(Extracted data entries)
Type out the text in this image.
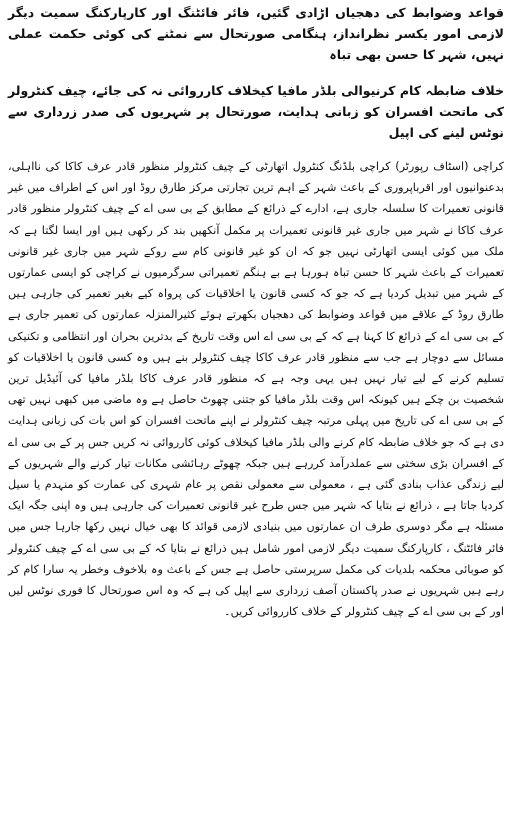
قواعد وضوابط کی دھجیاں اڑادی گئیں، فائر فائٹنگ اور کارپارکنگ سمیت دیگر لازمی امور یکسر نظرانداز، ہنگامی صورتحال سے نمٹنے کی کوئی حکمت عملی نہیں، شہر کا حسن بھی تباہ

خلاف ضابطہ کام کرنیوالی بلڈر مافیا کیخلاف کارروائی نہ کی جائے، چیف کنٹرولر کی ماتحت افسران کو زبانی ہدایت، صورتحال پر شہریوں کی صدر زرداری سے نوٹس لینے کی اپیل

کراچی (اسٹاف رپورٹر) کراچی بلڈنگ کنٹرول اتھارٹی کے چیف کنٹرولر منظور قادر عرف کاکا کی نااہلی، بدعنوانیوں اور اقرباپروری کے باعث شہر کے اہم ترین تجارتی مرکز طارق روڈ اور اس کے اطراف میں غیر قانونی تعمیرات کا سلسلہ جاری ہے، ادارے کے ذرائع کے مطابق کے بی سی اے کے چیف کنٹرولر منظور قادر عرف کاکا نے شہر میں جاری غیر قانونی تعمیرات پر مکمل آنکھیں بند کر رکھی ہیں اور ایسا لگتا ہے کہ ملک میں کوئی ایسی اتھارٹی نہیں جو کہ ان کو غیر قانونی کام سے روکے شہر میں جاری غیر قانونی تعمیرات کے باعث شہر کا حسن تباہ ہورہا ہے بے ہنگم تعمیراتی سرگرمیوں نے کراچی کو ایسی عمارتوں کے شہر میں تبدیل کردیا ہے کہ جو کہ کسی قانون یا اخلاقیات کی پرواہ کیے بغیر تعمیر کی جارہی ہیں طارق روڈ کے علاقے میں قواعد وضوابط کی دھجیاں بکھرتے ہوئے کثیرالمنزلہ عمارتوں کی تعمیر جاری ہے کے بی سی اے کے ذرائع کا کہنا ہے کہ کے بی سی اے اس وقت تاریخ کے بدترین بحران اور انتظامی و تکنیکی مسائل سے دوچار ہے جب سے منظور قادر عرف کاکا چیف کنٹرولر بنے ہیں وہ کسی قانون یا اخلاقیات کو تسلیم کرنے کے لیے تیار نہیں ہیں یہی وجہ ہے کہ منظور قادر عرف کاکا بلڈر مافیا کی آئیڈیل ترین شخصیت بن چکے ہیں کیونکہ اس وقت بلڈر مافیا کو جتنی چھوٹ حاصل ہے وہ ماضی میں کبھی نہیں تھی کے بی سی اے کی تاریخ میں پہلی مرتبہ چیف کنٹرولر نے اپنے ماتحت افسران کو اس بات کی زبانی ہدایت دی ہے کہ جو خلاف ضابطہ کام کرنے والی بلڈر مافیا کیخلاف کوئی کارروائی نہ کریں جس پر کے بی سی اے کے افسران بڑی سختی سے عملدرآمد کررہے ہیں جبکہ چھوٹے رہائشی مکانات تیار کرنے والے شہریوں کے لیے زندگی عذاب بنادی گئی ہے ، معمولی سے معمولی نقص پر عام شہری کی عمارت کو منہدم یا سیل کردیا جاتا ہے ، ذرائع نے بتایا کہ شہر میں جس طرح غیر قانونی تعمیرات کی جارہی ہیں وہ اپنی جگہ ایک مسئلہ ہے مگر دوسری طرف ان عمارتوں میں بنیادی لازمی قوائد کا بھی خیال نہیں رکھا جارہا جس میں فائر فائٹنگ ، کارپارکنگ سمیت دیگر لازمی امور شامل ہیں ذرائع نے بتایا کہ کے بی سی اے کے چیف کنٹرولر کو صوبائی محکمہ بلدیات کی مکمل سرپرستی حاصل ہے جس کے باعث وہ بلاخوف وخطر یہ سارا کام کر رہے ہیں شہریوں نے صدر پاکستان آصف زرداری سے اپیل کی ہے کہ وہ اس صورتحال کا فوری نوٹس لیں اور کے بی سی اے کے چیف کنٹرولر کے خلاف کارروائی کریں۔
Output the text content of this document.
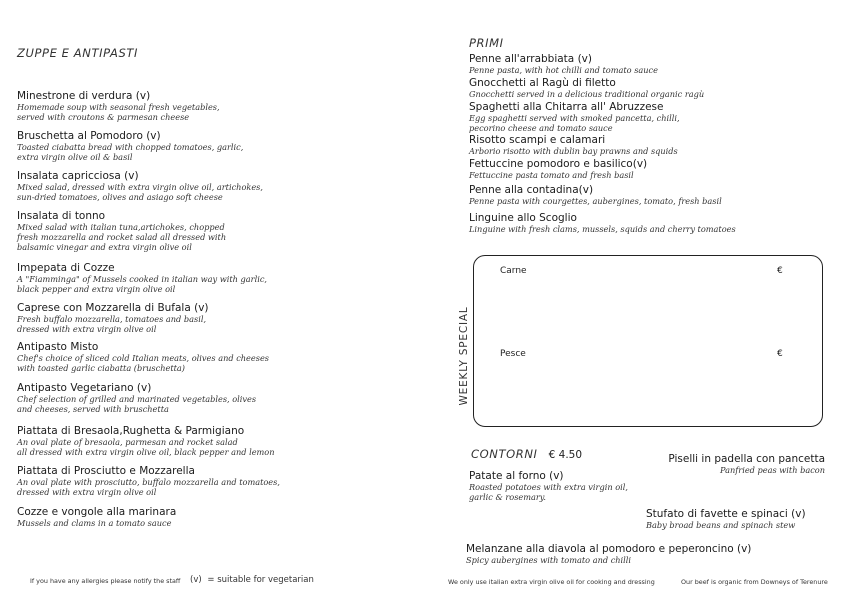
ZUPPE E ANTIPASTI
Minestrone di verdura (v)
Homemade soup with seasonal fresh vegetables,
served with croutons & parmesan cheese
Bruschetta al Pomodoro (v)
Toasted ciabatta bread with chopped tomatoes, garlic,
extra virgin olive oil & basil
Insalata capricciosa (v)
Mixed salad, dressed with extra virgin olive oil, artichokes,
sun-dried tomatoes, olives and asiago soft cheese
Insalata di tonno
Mixed salad with italian tuna,artichokes, chopped
fresh mozzarella and rocket salad all dressed with
balsamic vinegar and extra virgin olive oil
Impepata di Cozze
A "Fiamminga" of Mussels cooked in italian way with garlic,
black pepper and extra virgin olive oil
Caprese con Mozzarella di Bufala (v)
Fresh buffalo mozzarella, tomatoes and basil,
dressed with extra virgin olive oil
Antipasto Misto
Chef's choice of sliced cold Italian meats, olives and cheeses
with toasted garlic ciabatta (bruschetta)
Antipasto Vegetariano (v)
Chef selection of grilled and marinated vegetables, olives
and cheeses, served with bruschetta
Piattata di Bresaola,Rughetta & Parmigiano
An oval plate of bresaola, parmesan and rocket salad
all dressed with extra virgin olive oil, black pepper and lemon
Piattata di Prosciutto e Mozzarella
An oval plate with prosciutto, buffalo mozzarella and tomatoes,
dressed with extra virgin olive oil
Cozze e vongole alla marinara
Mussels and clams in a tomato sauce
PRIMI
Penne all'arrabbiata (v)
Penne pasta, with hot chilli and tomato sauce
Gnocchetti al Ragù di filetto
Gnocchetti served in a delicious traditional organic ragù
Spaghetti alla Chitarra all' Abruzzese
Egg spaghetti served with smoked pancetta, chilli,
pecorino cheese and tomato sauce
Risotto scampi e calamari
Arborio risotto with dublin bay prawns and squids
Fettuccine pomodoro e basilico(v)
Fettuccine pasta tomato and fresh basil
Penne alla contadina(v)
Penne pasta with courgettes, aubergines, tomato, fresh basil
Linguine allo Scoglio
Linguine with fresh clams, mussels, squids and cherry tomatoes
WEEKLY SPECIAL
Carne	€
Pesce	€
CONTORNI € 4.50
Patate al forno (v)
Roasted potatoes with extra virgin oil,
garlic & rosemary.
Piselli in padella con pancetta
Panfried peas with bacon
Stufato di favette e spinaci (v)
Baby broad beans and spinach stew
Melanzane alla diavola al pomodoro e peperoncino (v)
Spicy aubergines with tomato and chilli
If you have any allergies please notify the staff (v) = suitable for vegetarian	We only use italian extra virgin olive oil for cooking and dressing	Our beef is organic from Downeys of Terenure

§ **Task statement**
Without including any pictures, reproduce the listing exactly.

§ **Exercise answer**
Type out the text in this image.
قواعد وضوابط کی دھجیاں اڑادی گئیں، فائر فائٹنگ اور کارپارکنگ سمیت دیگر لازمی امور یکسر نظرانداز، ہنگامی صورتحال سے نمٹنے کی کوئی حکمت عملی نہیں، شہر کا حسن بھی تباہ

خلاف ضابطہ کام کرنیوالی بلڈر مافیا کیخلاف کارروائی نہ کی جائے، چیف کنٹرولر کی ماتحت افسران کو زبانی ہدایت، صورتحال پر شہریوں کی صدر زرداری سے نوٹس لینے کی اپیل

کراچی (اسٹاف رپورٹر) کراچی بلڈنگ کنٹرول اتھارٹی کے چیف کنٹرولر منظور قادر عرف کاکا کی نااہلی، بدعنوانیوں اور اقرباپروری کے باعث شہر کے اہم ترین تجارتی مرکز طارق روڈ اور اس کے اطراف میں غیر قانونی تعمیرات کا سلسلہ جاری ہے، ادارے کے ذرائع کے مطابق کے بی سی اے کے چیف کنٹرولر منظور قادر عرف کاکا نے شہر میں جاری غیر قانونی تعمیرات پر مکمل آنکھیں بند کر رکھی ہیں اور ایسا لگتا ہے کہ ملک میں کوئی ایسی اتھارٹی نہیں جو کہ ان کو غیر قانونی کام سے روکے شہر میں جاری غیر قانونی تعمیرات کے باعث شہر کا حسن تباہ ہورہا ہے بے ہنگم تعمیراتی سرگرمیوں نے کراچی کو ایسی عمارتوں کے شہر میں تبدیل کردیا ہے کہ جو کہ کسی قانون یا اخلاقیات کی پرواہ کیے بغیر تعمیر کی جارہی ہیں طارق روڈ کے علاقے میں قواعد وضوابط کی دھجیاں بکھرتے ہوئے کثیرالمنزلہ عمارتوں کی تعمیر جاری ہے کے بی سی اے کے ذرائع کا کہنا ہے کہ کے بی سی اے اس وقت تاریخ کے بدترین بحران اور انتظامی و تکنیکی مسائل سے دوچار ہے جب سے منظور قادر عرف کاکا چیف کنٹرولر بنے ہیں وہ کسی قانون یا اخلاقیات کو تسلیم کرنے کے لیے تیار نہیں ہیں یہی وجہ ہے کہ منظور قادر عرف کاکا بلڈر مافیا کی آئیڈیل ترین شخصیت بن چکے ہیں کیونکہ اس وقت بلڈر مافیا کو جتنی چھوٹ حاصل ہے وہ ماضی میں کبھی نہیں تھی کے بی سی اے کی تاریخ میں پہلی مرتبہ چیف کنٹرولر نے اپنے ماتحت افسران کو اس بات کی زبانی ہدایت دی ہے کہ جو خلاف ضابطہ کام کرنے والی بلڈر مافیا کیخلاف کوئی کارروائی نہ کریں جس پر کے بی سی اے کے افسران بڑی سختی سے عملدرآمد کررہے ہیں جبکہ چھوٹے رہائشی مکانات تیار کرنے والے شہریوں کے لیے زندگی عذاب بنادی گئی ہے ، معمولی سے معمولی نقص پر عام شہری کی عمارت کو منہدم یا سیل کردیا جاتا ہے ، ذرائع نے بتایا کہ شہر میں جس طرح غیر قانونی تعمیرات کی جارہی ہیں وہ اپنی جگہ ایک مسئلہ ہے مگر دوسری طرف ان عمارتوں میں بنیادی لازمی قوائد کا بھی خیال نہیں رکھا جارہا جس میں فائر فائٹنگ ، کارپارکنگ سمیت دیگر لازمی امور شامل ہیں ذرائع نے بتایا کہ کے بی سی اے کے چیف کنٹرولر کو صوبائی محکمہ بلدیات کی مکمل سرپرستی حاصل ہے جس کے باعث وہ بلاخوف وخطر یہ سارا کام کر رہے ہیں شہریوں نے صدر پاکستان آصف زرداری سے اپیل کی ہے کہ وہ اس صورتحال کا فوری نوٹس لیں اور کے بی سی اے کے چیف کنٹرولر کے خلاف کارروائی کریں۔
Output the text content of this document.
ZUPPE E ANTIPASTI
Minestrone di verdura (v)
Homemade soup with seasonal fresh vegetables,
served with croutons & parmesan cheese
Bruschetta al Pomodoro (v)
Toasted ciabatta bread with chopped tomatoes, garlic,
extra virgin olive oil & basil
Insalata capricciosa (v)
Mixed salad, dressed with extra virgin olive oil, artichokes,
sun-dried tomatoes, olives and asiago soft cheese
Insalata di tonno
Mixed salad with italian tuna,artichokes, chopped
fresh mozzarella and rocket salad all dressed with
balsamic vinegar and extra virgin olive oil
Impepata di Cozze
A "Fiamminga" of Mussels cooked in italian way with garlic,
black pepper and extra virgin olive oil
Caprese con Mozzarella di Bufala (v)
Fresh buffalo mozzarella, tomatoes and basil,
dressed with extra virgin olive oil
Antipasto Misto
Chef's choice of sliced cold Italian meats, olives and cheeses
with toasted garlic ciabatta (bruschetta)
Antipasto Vegetariano (v)
Chef selection of grilled and marinated vegetables, olives
and cheeses, served with bruschetta
Piattata di Bresaola,Rughetta & Parmigiano
An oval plate of bresaola, parmesan and rocket salad
all dressed with extra virgin olive oil, black pepper and lemon
Piattata di Prosciutto e Mozzarella
An oval plate with prosciutto, buffalo mozzarella and tomatoes,
dressed with extra virgin olive oil
Cozze e vongole alla marinara
Mussels and clams in a tomato sauce
PRIMI
Penne all'arrabbiata (v)
Penne pasta, with hot chilli and tomato sauce
Gnocchetti al Ragù di filetto
Gnocchetti served in a delicious traditional organic ragù
Spaghetti alla Chitarra all' Abruzzese
Egg spaghetti served with smoked pancetta, chilli,
pecorino cheese and tomato sauce
Risotto scampi e calamari
Arborio risotto with dublin bay prawns and squids
Fettuccine pomodoro e basilico(v)
Fettuccine pasta tomato and fresh basil
Penne alla contadina(v)
Penne pasta with courgettes, aubergines, tomato, fresh basil
Linguine allo Scoglio
Linguine with fresh clams, mussels, squids and cherry tomatoes
WEEKLY SPECIAL
Carne	€
Pesce	€
CONTORNI € 4.50
Patate al forno (v)
Roasted potatoes with extra virgin oil,
garlic & rosemary.
Piselli in padella con pancetta
Panfried peas with bacon
Stufato di favette e spinaci (v)
Baby broad beans and spinach stew
Melanzane alla diavola al pomodoro e peperoncino (v)
Spicy aubergines with tomato and chilli
If you have any allergies please notify the staff (v) = suitable for vegetarian	We only use italian extra virgin olive oil for cooking and dressing	Our beef is organic from Downeys of Terenure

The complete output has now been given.